─── Information shown ───

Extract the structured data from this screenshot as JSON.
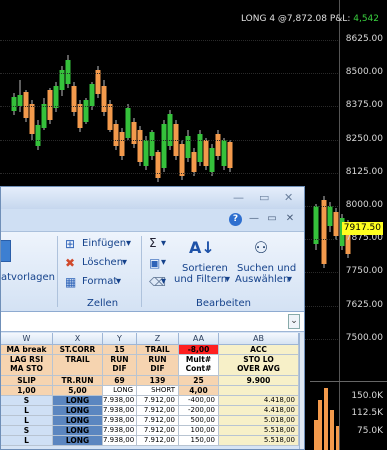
{
  "chart": {
    "header_prefix": "LONG 4 @7,872.08 P&L:",
    "header_pl": "4,542",
    "price_axis": [
      "8625.00",
      "8500.00",
      "8375.00",
      "8250.00",
      "8125.00",
      "8000.00",
      "7875.00",
      "7750.00",
      "7625.00",
      "7500.00"
    ],
    "last_price": "7917.50",
    "volume_axis": [
      "150.0K",
      "112.5K",
      "75.0K"
    ],
    "colors": {
      "up": "#35c13b",
      "down": "#f39a4c",
      "flag": "#ffff20"
    }
  },
  "excel": {
    "ribbon": {
      "insert_label": "Einfügen",
      "delete_label": "Löschen",
      "format_label": "Format",
      "cells_group": "Zellen",
      "sort_label_1": "Sortieren",
      "sort_label_2": "und Filtern",
      "find_label_1": "Suchen und",
      "find_label_2": "Auswählen",
      "edit_group": "Bearbeiten",
      "styles_partial": "atvorlagen"
    },
    "columns": [
      "W",
      "X",
      "Y",
      "Z",
      "AA",
      "AB"
    ],
    "header_row1": [
      "MA break",
      "ST.CORR",
      "15",
      "TRAIL",
      "-8,00",
      "ACC"
    ],
    "header_row2": [
      "LAG RSI\nMA STO",
      "TRAIL",
      "RUN\nDIF",
      "RUN\nDIF",
      "Mult#\nCont#",
      "STO LO\nOVER AVG"
    ],
    "header_row3": [
      "SLIP",
      "TR.RUN",
      "69",
      "139",
      "25",
      "9.900"
    ],
    "header_row4": [
      "1,00",
      "5,00",
      "LONG",
      "SHORT",
      "4,00",
      ""
    ],
    "rows": [
      [
        "S",
        "LONG",
        "7.938,00",
        "7.912,00",
        "-400,00",
        "4.418,00"
      ],
      [
        "L",
        "LONG",
        "7.938,00",
        "7.912,00",
        "-200,00",
        "4.418,00"
      ],
      [
        "L",
        "LONG",
        "7.938,00",
        "7.912,00",
        "500,00",
        "5.018,00"
      ],
      [
        "S",
        "LONG",
        "7.938,00",
        "7.912,00",
        "100,00",
        "5.518,00"
      ],
      [
        "L",
        "LONG",
        "7.938,00",
        "7.912,00",
        "150,00",
        "5.518,00"
      ]
    ]
  }
}
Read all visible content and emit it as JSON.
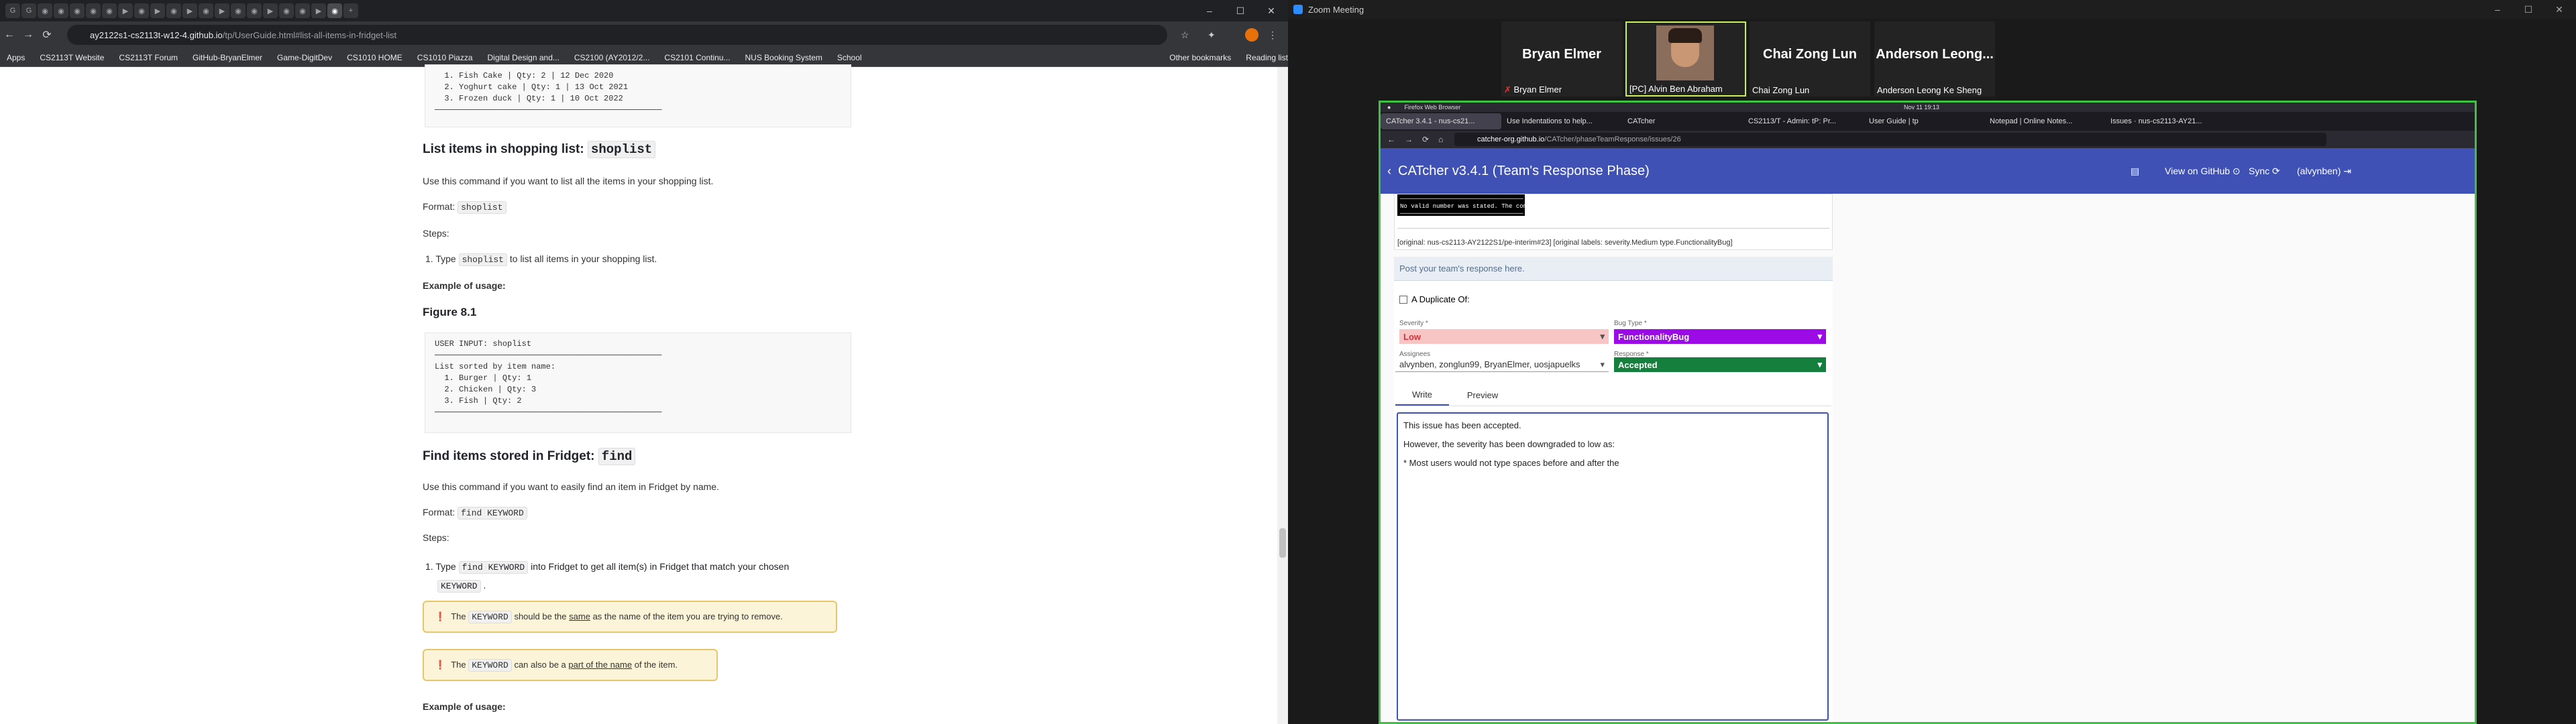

───

Request:
Your copy should repeat each entry above exactly but contain no pictures.

Problem solution:
Extract the structured data from this screenshot as JSON.
{
  "chart": {
    "header_prefix": "LONG 4 @7,872.08 P&L:",
    "header_pl": "4,542",
    "price_axis": [
      "8625.00",
      "8500.00",
      "8375.00",
      "8250.00",
      "8125.00",
      "8000.00",
      "7875.00",
      "7750.00",
      "7625.00",
      "7500.00"
    ],
    "last_price": "7917.50",
    "volume_axis": [
      "150.0K",
      "112.5K",
      "75.0K"
    ],
    "colors": {
      "up": "#35c13b",
      "down": "#f39a4c",
      "flag": "#ffff20"
    }
  },
  "excel": {
    "ribbon": {
      "insert_label": "Einfügen",
      "delete_label": "Löschen",
      "format_label": "Format",
      "cells_group": "Zellen",
      "sort_label_1": "Sortieren",
      "sort_label_2": "und Filtern",
      "find_label_1": "Suchen und",
      "find_label_2": "Auswählen",
      "edit_group": "Bearbeiten",
      "styles_partial": "atvorlagen"
    },
    "columns": [
      "W",
      "X",
      "Y",
      "Z",
      "AA",
      "AB"
    ],
    "header_row1": [
      "MA break",
      "ST.CORR",
      "15",
      "TRAIL",
      "-8,00",
      "ACC"
    ],
    "header_row2": [
      "LAG RSI\nMA STO",
      "TRAIL",
      "RUN\nDIF",
      "RUN\nDIF",
      "Mult#\nCont#",
      "STO LO\nOVER AVG"
    ],
    "header_row3": [
      "SLIP",
      "TR.RUN",
      "69",
      "139",
      "25",
      "9.900"
    ],
    "header_row4": [
      "1,00",
      "5,00",
      "LONG",
      "SHORT",
      "4,00",
      ""
    ],
    "rows": [
      [
        "S",
        "LONG",
        "7.938,00",
        "7.912,00",
        "-400,00",
        "4.418,00"
      ],
      [
        "L",
        "LONG",
        "7.938,00",
        "7.912,00",
        "-200,00",
        "4.418,00"
      ],
      [
        "L",
        "LONG",
        "7.938,00",
        "7.912,00",
        "500,00",
        "5.018,00"
      ],
      [
        "S",
        "LONG",
        "7.938,00",
        "7.912,00",
        "100,00",
        "5.518,00"
      ],
      [
        "L",
        "LONG",
        "7.938,00",
        "7.912,00",
        "150,00",
        "5.518,00"
      ]
    ]
  }
}
Read all visible content and emit it as JSON.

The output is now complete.